◆ What is expected ◆
Return the number of lines holding "label", with nothing added.

══════════

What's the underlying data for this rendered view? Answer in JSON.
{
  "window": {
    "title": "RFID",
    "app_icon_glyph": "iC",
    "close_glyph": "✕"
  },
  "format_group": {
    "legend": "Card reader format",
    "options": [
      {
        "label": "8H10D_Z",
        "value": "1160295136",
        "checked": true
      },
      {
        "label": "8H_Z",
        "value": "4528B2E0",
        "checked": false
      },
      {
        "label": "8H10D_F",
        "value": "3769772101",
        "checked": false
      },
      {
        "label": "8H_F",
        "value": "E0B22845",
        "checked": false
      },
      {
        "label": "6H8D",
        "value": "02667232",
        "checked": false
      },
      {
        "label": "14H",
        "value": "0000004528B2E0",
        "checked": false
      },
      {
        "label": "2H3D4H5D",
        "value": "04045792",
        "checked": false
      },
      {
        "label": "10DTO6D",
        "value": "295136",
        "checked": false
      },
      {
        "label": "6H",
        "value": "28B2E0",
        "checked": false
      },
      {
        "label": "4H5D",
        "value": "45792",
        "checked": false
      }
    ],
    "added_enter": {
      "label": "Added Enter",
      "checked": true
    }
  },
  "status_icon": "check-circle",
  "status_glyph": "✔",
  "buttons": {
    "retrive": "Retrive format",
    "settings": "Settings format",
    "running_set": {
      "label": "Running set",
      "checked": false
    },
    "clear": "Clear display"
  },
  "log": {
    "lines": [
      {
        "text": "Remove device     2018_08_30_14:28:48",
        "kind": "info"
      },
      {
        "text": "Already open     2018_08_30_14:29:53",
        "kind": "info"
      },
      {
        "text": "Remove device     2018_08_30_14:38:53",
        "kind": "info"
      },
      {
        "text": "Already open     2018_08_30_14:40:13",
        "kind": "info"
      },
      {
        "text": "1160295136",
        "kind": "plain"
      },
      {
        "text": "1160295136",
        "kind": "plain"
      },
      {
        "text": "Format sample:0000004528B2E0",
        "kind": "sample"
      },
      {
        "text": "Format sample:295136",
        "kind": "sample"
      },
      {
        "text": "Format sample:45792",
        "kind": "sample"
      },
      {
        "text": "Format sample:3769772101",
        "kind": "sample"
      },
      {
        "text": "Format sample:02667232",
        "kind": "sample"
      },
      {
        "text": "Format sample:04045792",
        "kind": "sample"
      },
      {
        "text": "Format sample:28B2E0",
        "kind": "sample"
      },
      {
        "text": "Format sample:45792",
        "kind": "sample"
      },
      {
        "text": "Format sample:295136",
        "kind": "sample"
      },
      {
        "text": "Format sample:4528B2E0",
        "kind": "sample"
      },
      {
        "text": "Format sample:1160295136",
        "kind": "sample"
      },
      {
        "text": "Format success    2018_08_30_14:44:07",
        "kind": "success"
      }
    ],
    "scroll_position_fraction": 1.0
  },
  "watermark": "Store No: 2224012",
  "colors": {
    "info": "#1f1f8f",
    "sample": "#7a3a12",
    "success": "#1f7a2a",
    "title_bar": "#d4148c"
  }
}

══════════

◆ Expected answer ◆
12